__Your instructions__. Reproduce the records below exactly, leaving out any pictures.

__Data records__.
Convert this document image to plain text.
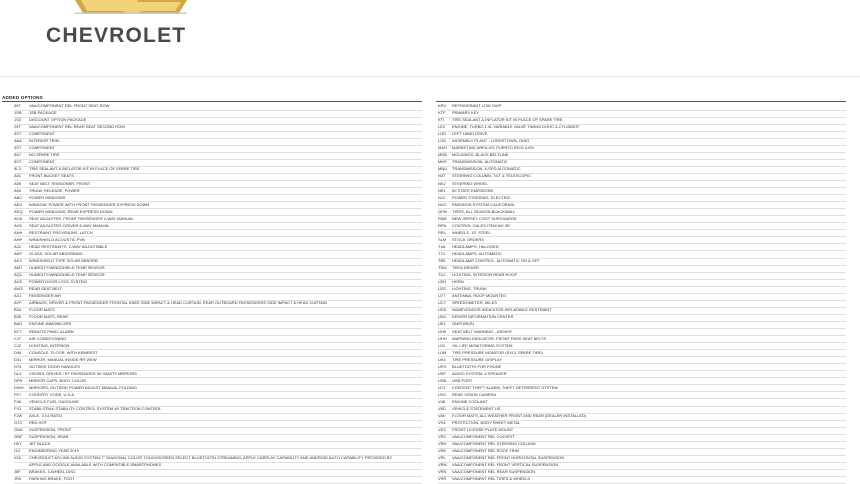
CHEVROLET
ADDED OPTIONS
05T	VAA/COMPONENT REL FRONT SEAT ROW
1SB	1SB PACKAGE
1SZ	DISCOUNT OPTION PACKAGE
25T	VAA/COMPONENT REL REAR SEAT SECOND ROW
3ST	COMPONENT
4AA	INTERIOR TRIM
4ST	COMPONENT
5A7	NO SPARE TIRE
5ST	COMPONENT
9L3	TIRE SEALANT & INFLATOR KIT IN PLACE OF SPARE TIRE
A51	FRONT BUCKET SEATS
A69	SEAT BELT TENSIONER, FRONT
A90	TRUNK RELEASE, POWER
ABC	POWER WINDOWS
AED	WINDOW, POWER WITH FRONT PASSENGER EXPRESS DOWN
AEQ	POWER WINDOWS, REAR EXPRESS DOWN
AG5	SEAT ADJUSTER, FRONT PASSENGER 2-WAY MANUAL
AH3	SEAT ADJUSTER, DRIVER 6-WAY MANUAL
AHH	RESTRAINT PROVISIONS, LATCH
AHP	WINDSHIELD ACOUSTIC PVB
AJC	HEAD RESTRAINTS, 2-WAY ADJUSTABLE
AKP	GLASS, SOLAR ABSORBING
AKX	WINDSHIELD TYPE SOLAR ABSORB
AM7	HUMIDITY/WINDSHIELD TEMP SENSOR
AQ1	HUMIDITY/WINDSHIELD TEMP SENSOR
AU3	POWER DOOR LOCK SYSTEM
AW3	REAR SEAT BELT
AXJ	PASSENGER AIR
AYF	AIRBAGS, DRIVER & FRONT PASSENGER FRONTAL KNEE SIDE IMPACT & HEAD CURTAIN, REAR OUTBOARD PASSENGERS SIDE IMPACT & HEAD CURTAIN
B34	FLOOR MATS
B35	FLOOR MATS, REAR
BAH	ENGINE IMMOBILIZER
BTT	REMOTE PANIC ALARM
CJ7	AIR CONDITIONING
CJ2	LIGHTING, INTERIOR
D46	CONSOLE, FLOOR, WITH ARMREST
D31	MIRROR, MANUAL INSIDE RR VIEW
D75	OUTSIDE DOOR HANDLES
DL4	VISORS, DRIVER / RT PASSENGER W/ VANITY MIRRORS
DPN	MIRROR CAPS, BODY COLOR
DWH	MIRRORS, OUTSIDE POWER ADJUST MANUAL FOLDING
FE7	COUNTRY CODE, U.S.A.
F48	VEHICLE FUEL GASOLINE
FX3	STABILITRAK STABILITY CONTROL SYSTEM W/ TRACTION CONTROL
FJW	AXLE, 3.14 RATIO
G7C	RED HOT
GNA	SUSPENSION, FRONT
GNF	SUSPENSION, REAR
H0Y	JET BLACK
I1G	ENGINEERING YEAR 2019
IOA	CHEVROLET MYLINK AUDIO SYSTEM 7" DIAGONAL COLOR TOUCHSCREEN SELECT BLUETOOTH STREAMING, APPLE CARPLAY CAPABILITY AND ANDROID AUTO CAPABILITY PROVIDED BY
APPLE AND GOOGLE AVAILABLE WITH COMPATIBLE SMARTPHONES
J6F	BRAKES, 4-WHEEL DISC
JPA	PARKING BRAKE, FOOT
KRV	REFRIGERANT LOW GWP
KTF	PRIMARY KEY
KTI	TIRE SEALANT & INFLATOR KIT IN PLACE OF SPARE TIRE
LE2	ENGINE, TURBO 1.4L VARIABLE VALVE TIMING DOHC 4-CYLINDER
LHD	LEFT HAND DRIVE
LOD	ASSEMBLY PLANT - LORDSTOWN, OHIO
MAH	MARKETING AREA US, PUERTO RICO /USV
MDB	MOLDINGS, BLACK BELTLINE
MMY	TRANSMISSION, AUTOMATIC
MNU	TRANSMISSION, 6-SPD AUTOMATIC
N37	STEERING COLUMN, TILT & TELESCOPIC
NK2	STEERING WHEEL
NE1	50 STATE EMISSIONS
NJ1	POWER STEERING, ELECTRIC
NUC	EMISSION SYSTEM CALIFORNIA
QFM	TIRES, ALL SEASON BLACKWALL
R6M	NEW JERSEY COST SURCHARGE
RPN	CONTROL GALES ITEM NO 3R
RRL	WHEELS, 15" STEEL
SLM	STOCK ORDERS
T4A	HEADLAMPS, HALOGEN
T74	HEADLAMPS, AUTOMATIC
TB5	HEADLAMP CONTROL, AUTOMATIC ON & OFF
TDM	TEEN DRIVER
TUJ	LIGHTING, INTERIOR REAR ROOF
U2H	HORN
U2S	LIGHTING, TRUNK
U77	ANTENNA, ROOF MOUNTED
UC7	SPEEDOMETER, MILES
UD5	NAMEVENDOR INDICATOR INFLATABLE RESTRAINT
UDC	DRIVER INFORMATION CENTER
UE1	ONSTAR(R)
UH5	SEAT BELT WARNING - DRIVER
UHH	WARNING INDICATOR, FRONT PASS SEAT BELTS
UJ1	OIL LIFE MONITORING SYSTEM
UJM	TIRE PRESSURE MONITOR (EXCL SPARE TIRE)
UK4	TIRE PRESSURE DISPLAY
UPG	BLUETOOTH FOR PHONE
USF	AUDIO SYSTEM, 6 SPEAKER
USB	USB PORT
UTJ	CONTENT THEFT ALARM, THEFT DETERRENT SYSTEM
UVC	REAR VISION CAMERA
V48	ENGINE COOLANT
V8D	VEHICLE STATEMENT US
VAV	FLOOR MATS, ALL WEATHER FRONT AND REAR (DEALER INSTALLED)
VH1	PROTECTION, BODY SHEET METAL
VK3	FRONT LICENSE PLATE MOUNT
VRC	VAA/COMPONENT REL COCKPIT
VRH	VAA/COMPONENT REL STEERING COLUMN
VRK	VAA/COMPONENT REL ROOF TRIM
VRL	VAA/COMPONENT REL FRONT HORIZONTAL SUSPENSION
VRM	VAA/COMPONENT REL FRONT VERTICAL SUSPENSION
VRN	VAA/COMPONENT REL REAR SUSPENSION
VRR	VAA/COMPONENT REL TIRES & WHEELS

__Finished exercise__.
Convert this document image to plain text.
CHEVROLET
ADDED OPTIONS
05T	VAA/COMPONENT REL FRONT SEAT ROW
1SB	1SB PACKAGE
1SZ	DISCOUNT OPTION PACKAGE
25T	VAA/COMPONENT REL REAR SEAT SECOND ROW
3ST	COMPONENT
4AA	INTERIOR TRIM
4ST	COMPONENT
5A7	NO SPARE TIRE
5ST	COMPONENT
9L3	TIRE SEALANT & INFLATOR KIT IN PLACE OF SPARE TIRE
A51	FRONT BUCKET SEATS
A69	SEAT BELT TENSIONER, FRONT
A90	TRUNK RELEASE, POWER
ABC	POWER WINDOWS
AED	WINDOW, POWER WITH FRONT PASSENGER EXPRESS DOWN
AEQ	POWER WINDOWS, REAR EXPRESS DOWN
AG5	SEAT ADJUSTER, FRONT PASSENGER 2-WAY MANUAL
AH3	SEAT ADJUSTER, DRIVER 6-WAY MANUAL
AHH	RESTRAINT PROVISIONS, LATCH
AHP	WINDSHIELD ACOUSTIC PVB
AJC	HEAD RESTRAINTS, 2-WAY ADJUSTABLE
AKP	GLASS, SOLAR ABSORBING
AKX	WINDSHIELD TYPE SOLAR ABSORB
AM7	HUMIDITY/WINDSHIELD TEMP SENSOR
AQ1	HUMIDITY/WINDSHIELD TEMP SENSOR
AU3	POWER DOOR LOCK SYSTEM
AW3	REAR SEAT BELT
AXJ	PASSENGER AIR
AYF	AIRBAGS, DRIVER & FRONT PASSENGER FRONTAL KNEE SIDE IMPACT & HEAD CURTAIN, REAR OUTBOARD PASSENGERS SIDE IMPACT & HEAD CURTAIN
B34	FLOOR MATS
B35	FLOOR MATS, REAR
BAH	ENGINE IMMOBILIZER
BTT	REMOTE PANIC ALARM
CJ7	AIR CONDITIONING
CJ2	LIGHTING, INTERIOR
D46	CONSOLE, FLOOR, WITH ARMREST
D31	MIRROR, MANUAL INSIDE RR VIEW
D75	OUTSIDE DOOR HANDLES
DL4	VISORS, DRIVER / RT PASSENGER W/ VANITY MIRRORS
DPN	MIRROR CAPS, BODY COLOR
DWH	MIRRORS, OUTSIDE POWER ADJUST MANUAL FOLDING
FE7	COUNTRY CODE, U.S.A.
F48	VEHICLE FUEL GASOLINE
FX3	STABILITRAK STABILITY CONTROL SYSTEM W/ TRACTION CONTROL
FJW	AXLE, 3.14 RATIO
G7C	RED HOT
GNA	SUSPENSION, FRONT
GNF	SUSPENSION, REAR
H0Y	JET BLACK
I1G	ENGINEERING YEAR 2019
IOA	CHEVROLET MYLINK AUDIO SYSTEM 7" DIAGONAL COLOR TOUCHSCREEN SELECT BLUETOOTH STREAMING, APPLE CARPLAY CAPABILITY AND ANDROID AUTO CAPABILITY PROVIDED BY
APPLE AND GOOGLE AVAILABLE WITH COMPATIBLE SMARTPHONES
J6F	BRAKES, 4-WHEEL DISC
JPA	PARKING BRAKE, FOOT
KRV	REFRIGERANT LOW GWP
KTF	PRIMARY KEY
KTI	TIRE SEALANT & INFLATOR KIT IN PLACE OF SPARE TIRE
LE2	ENGINE, TURBO 1.4L VARIABLE VALVE TIMING DOHC 4-CYLINDER
LHD	LEFT HAND DRIVE
LOD	ASSEMBLY PLANT - LORDSTOWN, OHIO
MAH	MARKETING AREA US, PUERTO RICO /USV
MDB	MOLDINGS, BLACK BELTLINE
MMY	TRANSMISSION, AUTOMATIC
MNU	TRANSMISSION, 6-SPD AUTOMATIC
N37	STEERING COLUMN, TILT & TELESCOPIC
NK2	STEERING WHEEL
NE1	50 STATE EMISSIONS
NJ1	POWER STEERING, ELECTRIC
NUC	EMISSION SYSTEM CALIFORNIA
QFM	TIRES, ALL SEASON BLACKWALL
R6M	NEW JERSEY COST SURCHARGE
RPN	CONTROL GALES ITEM NO 3R
RRL	WHEELS, 15" STEEL
SLM	STOCK ORDERS
T4A	HEADLAMPS, HALOGEN
T74	HEADLAMPS, AUTOMATIC
TB5	HEADLAMP CONTROL, AUTOMATIC ON & OFF
TDM	TEEN DRIVER
TUJ	LIGHTING, INTERIOR REAR ROOF
U2H	HORN
U2S	LIGHTING, TRUNK
U77	ANTENNA, ROOF MOUNTED
UC7	SPEEDOMETER, MILES
UD5	NAMEVENDOR INDICATOR INFLATABLE RESTRAINT
UDC	DRIVER INFORMATION CENTER
UE1	ONSTAR(R)
UH5	SEAT BELT WARNING - DRIVER
UHH	WARNING INDICATOR, FRONT PASS SEAT BELTS
UJ1	OIL LIFE MONITORING SYSTEM
UJM	TIRE PRESSURE MONITOR (EXCL SPARE TIRE)
UK4	TIRE PRESSURE DISPLAY
UPG	BLUETOOTH FOR PHONE
USF	AUDIO SYSTEM, 6 SPEAKER
USB	USB PORT
UTJ	CONTENT THEFT ALARM, THEFT DETERRENT SYSTEM
UVC	REAR VISION CAMERA
V48	ENGINE COOLANT
V8D	VEHICLE STATEMENT US
VAV	FLOOR MATS, ALL WEATHER FRONT AND REAR (DEALER INSTALLED)
VH1	PROTECTION, BODY SHEET METAL
VK3	FRONT LICENSE PLATE MOUNT
VRC	VAA/COMPONENT REL COCKPIT
VRH	VAA/COMPONENT REL STEERING COLUMN
VRK	VAA/COMPONENT REL ROOF TRIM
VRL	VAA/COMPONENT REL FRONT HORIZONTAL SUSPENSION
VRM	VAA/COMPONENT REL FRONT VERTICAL SUSPENSION
VRN	VAA/COMPONENT REL REAR SUSPENSION
VRR	VAA/COMPONENT REL TIRES & WHEELS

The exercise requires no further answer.